--- Start Material supplied ---
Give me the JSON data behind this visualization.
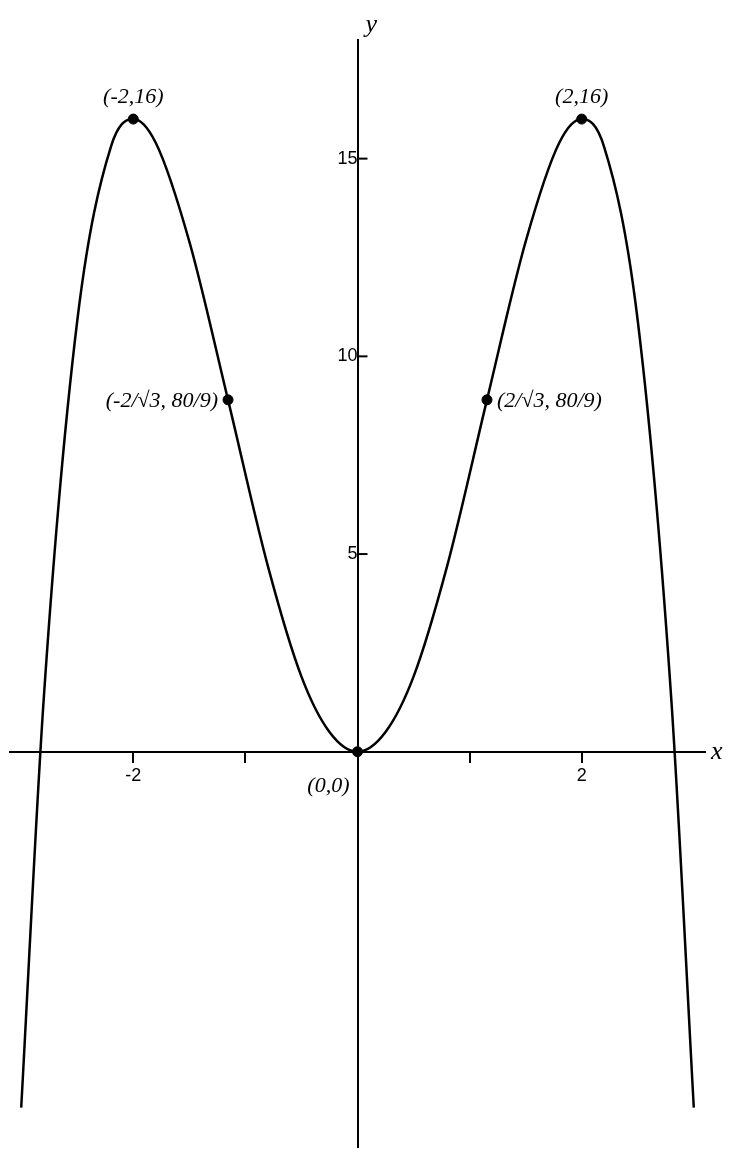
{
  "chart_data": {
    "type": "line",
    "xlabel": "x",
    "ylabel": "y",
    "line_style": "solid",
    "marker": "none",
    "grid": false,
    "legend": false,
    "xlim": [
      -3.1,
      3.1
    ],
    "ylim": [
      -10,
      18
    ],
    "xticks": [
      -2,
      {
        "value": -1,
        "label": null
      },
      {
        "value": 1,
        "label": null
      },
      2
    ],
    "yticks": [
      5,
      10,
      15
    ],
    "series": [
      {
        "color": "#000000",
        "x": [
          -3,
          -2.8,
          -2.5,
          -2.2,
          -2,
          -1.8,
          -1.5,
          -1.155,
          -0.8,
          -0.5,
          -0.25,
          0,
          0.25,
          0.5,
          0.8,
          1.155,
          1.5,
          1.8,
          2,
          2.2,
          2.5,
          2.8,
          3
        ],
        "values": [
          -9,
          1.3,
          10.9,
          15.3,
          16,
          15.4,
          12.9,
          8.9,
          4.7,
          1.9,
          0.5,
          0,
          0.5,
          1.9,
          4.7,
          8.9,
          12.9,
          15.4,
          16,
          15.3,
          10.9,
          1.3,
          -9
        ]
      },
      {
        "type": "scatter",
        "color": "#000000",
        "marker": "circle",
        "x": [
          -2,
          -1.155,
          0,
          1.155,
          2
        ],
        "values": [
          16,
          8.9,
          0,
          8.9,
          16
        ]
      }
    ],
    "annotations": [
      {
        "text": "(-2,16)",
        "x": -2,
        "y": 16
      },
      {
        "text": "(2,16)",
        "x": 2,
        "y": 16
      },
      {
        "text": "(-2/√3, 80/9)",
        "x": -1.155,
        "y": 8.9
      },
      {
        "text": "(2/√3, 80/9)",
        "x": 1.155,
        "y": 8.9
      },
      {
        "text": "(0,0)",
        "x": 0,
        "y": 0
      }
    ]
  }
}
--- End Material supplied ---
» Exercise directions: Reproduce the data word for word, excluding its pictures.

» Task solution:
Give me the JSON data behind this visualization.
{
  "chart_data": {
    "type": "line",
    "xlabel": "x",
    "ylabel": "y",
    "line_style": "solid",
    "marker": "none",
    "grid": false,
    "legend": false,
    "xlim": [
      -3.1,
      3.1
    ],
    "ylim": [
      -10,
      18
    ],
    "xticks": [
      -2,
      {
        "value": -1,
        "label": null
      },
      {
        "value": 1,
        "label": null
      },
      2
    ],
    "yticks": [
      5,
      10,
      15
    ],
    "series": [
      {
        "color": "#000000",
        "x": [
          -3,
          -2.8,
          -2.5,
          -2.2,
          -2,
          -1.8,
          -1.5,
          -1.155,
          -0.8,
          -0.5,
          -0.25,
          0,
          0.25,
          0.5,
          0.8,
          1.155,
          1.5,
          1.8,
          2,
          2.2,
          2.5,
          2.8,
          3
        ],
        "values": [
          -9,
          1.3,
          10.9,
          15.3,
          16,
          15.4,
          12.9,
          8.9,
          4.7,
          1.9,
          0.5,
          0,
          0.5,
          1.9,
          4.7,
          8.9,
          12.9,
          15.4,
          16,
          15.3,
          10.9,
          1.3,
          -9
        ]
      },
      {
        "type": "scatter",
        "color": "#000000",
        "marker": "circle",
        "x": [
          -2,
          -1.155,
          0,
          1.155,
          2
        ],
        "values": [
          16,
          8.9,
          0,
          8.9,
          16
        ]
      }
    ],
    "annotations": [
      {
        "text": "(-2,16)",
        "x": -2,
        "y": 16
      },
      {
        "text": "(2,16)",
        "x": 2,
        "y": 16
      },
      {
        "text": "(-2/√3, 80/9)",
        "x": -1.155,
        "y": 8.9
      },
      {
        "text": "(2/√3, 80/9)",
        "x": 1.155,
        "y": 8.9
      },
      {
        "text": "(0,0)",
        "x": 0,
        "y": 0
      }
    ]
  }
}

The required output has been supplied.